## Job
Repeat each entry as written, dropping any picture you find.

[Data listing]
━━━━━━━━━━━━━━━━━━━━

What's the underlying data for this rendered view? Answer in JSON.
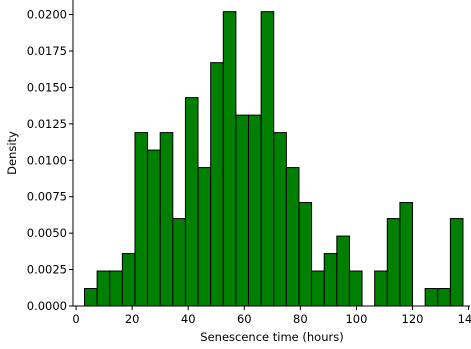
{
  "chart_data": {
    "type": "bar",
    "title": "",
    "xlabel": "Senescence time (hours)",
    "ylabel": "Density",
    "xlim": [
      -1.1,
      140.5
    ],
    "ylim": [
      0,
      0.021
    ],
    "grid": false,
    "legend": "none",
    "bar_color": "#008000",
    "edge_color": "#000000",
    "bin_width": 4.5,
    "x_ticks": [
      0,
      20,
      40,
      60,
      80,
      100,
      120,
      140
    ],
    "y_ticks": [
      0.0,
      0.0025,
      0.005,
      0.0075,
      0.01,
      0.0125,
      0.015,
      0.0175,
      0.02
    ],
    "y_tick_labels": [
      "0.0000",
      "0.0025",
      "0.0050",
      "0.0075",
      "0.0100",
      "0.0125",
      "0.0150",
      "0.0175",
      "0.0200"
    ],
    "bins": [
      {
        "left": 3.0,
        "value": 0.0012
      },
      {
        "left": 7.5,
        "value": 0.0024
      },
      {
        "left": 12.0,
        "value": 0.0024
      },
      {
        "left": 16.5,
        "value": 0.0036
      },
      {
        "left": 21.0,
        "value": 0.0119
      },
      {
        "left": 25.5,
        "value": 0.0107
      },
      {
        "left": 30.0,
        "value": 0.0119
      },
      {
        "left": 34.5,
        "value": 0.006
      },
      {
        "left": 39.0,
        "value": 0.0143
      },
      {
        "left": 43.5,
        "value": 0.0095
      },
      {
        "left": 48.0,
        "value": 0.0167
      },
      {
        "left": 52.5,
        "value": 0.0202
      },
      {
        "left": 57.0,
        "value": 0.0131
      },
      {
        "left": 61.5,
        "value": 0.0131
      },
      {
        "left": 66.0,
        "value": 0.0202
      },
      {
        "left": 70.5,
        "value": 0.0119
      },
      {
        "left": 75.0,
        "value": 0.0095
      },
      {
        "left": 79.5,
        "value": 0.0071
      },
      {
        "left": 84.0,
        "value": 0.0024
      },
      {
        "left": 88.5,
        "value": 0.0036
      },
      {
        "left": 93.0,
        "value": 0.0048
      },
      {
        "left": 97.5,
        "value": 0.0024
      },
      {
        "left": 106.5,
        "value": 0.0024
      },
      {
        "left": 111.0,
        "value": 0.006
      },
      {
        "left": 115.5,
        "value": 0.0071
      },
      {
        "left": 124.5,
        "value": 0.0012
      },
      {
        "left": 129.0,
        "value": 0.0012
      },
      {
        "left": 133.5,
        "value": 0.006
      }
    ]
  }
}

━━━━━━━━━━━━━━━━━━━━

## Correct result
What's the underlying data for this rendered view? Answer in JSON.
{
  "chart_data": {
    "type": "bar",
    "title": "",
    "xlabel": "Senescence time (hours)",
    "ylabel": "Density",
    "xlim": [
      -1.1,
      140.5
    ],
    "ylim": [
      0,
      0.021
    ],
    "grid": false,
    "legend": "none",
    "bar_color": "#008000",
    "edge_color": "#000000",
    "bin_width": 4.5,
    "x_ticks": [
      0,
      20,
      40,
      60,
      80,
      100,
      120,
      140
    ],
    "y_ticks": [
      0.0,
      0.0025,
      0.005,
      0.0075,
      0.01,
      0.0125,
      0.015,
      0.0175,
      0.02
    ],
    "y_tick_labels": [
      "0.0000",
      "0.0025",
      "0.0050",
      "0.0075",
      "0.0100",
      "0.0125",
      "0.0150",
      "0.0175",
      "0.0200"
    ],
    "bins": [
      {
        "left": 3.0,
        "value": 0.0012
      },
      {
        "left": 7.5,
        "value": 0.0024
      },
      {
        "left": 12.0,
        "value": 0.0024
      },
      {
        "left": 16.5,
        "value": 0.0036
      },
      {
        "left": 21.0,
        "value": 0.0119
      },
      {
        "left": 25.5,
        "value": 0.0107
      },
      {
        "left": 30.0,
        "value": 0.0119
      },
      {
        "left": 34.5,
        "value": 0.006
      },
      {
        "left": 39.0,
        "value": 0.0143
      },
      {
        "left": 43.5,
        "value": 0.0095
      },
      {
        "left": 48.0,
        "value": 0.0167
      },
      {
        "left": 52.5,
        "value": 0.0202
      },
      {
        "left": 57.0,
        "value": 0.0131
      },
      {
        "left": 61.5,
        "value": 0.0131
      },
      {
        "left": 66.0,
        "value": 0.0202
      },
      {
        "left": 70.5,
        "value": 0.0119
      },
      {
        "left": 75.0,
        "value": 0.0095
      },
      {
        "left": 79.5,
        "value": 0.0071
      },
      {
        "left": 84.0,
        "value": 0.0024
      },
      {
        "left": 88.5,
        "value": 0.0036
      },
      {
        "left": 93.0,
        "value": 0.0048
      },
      {
        "left": 97.5,
        "value": 0.0024
      },
      {
        "left": 106.5,
        "value": 0.0024
      },
      {
        "left": 111.0,
        "value": 0.006
      },
      {
        "left": 115.5,
        "value": 0.0071
      },
      {
        "left": 124.5,
        "value": 0.0012
      },
      {
        "left": 129.0,
        "value": 0.0012
      },
      {
        "left": 133.5,
        "value": 0.006
      }
    ]
  }
}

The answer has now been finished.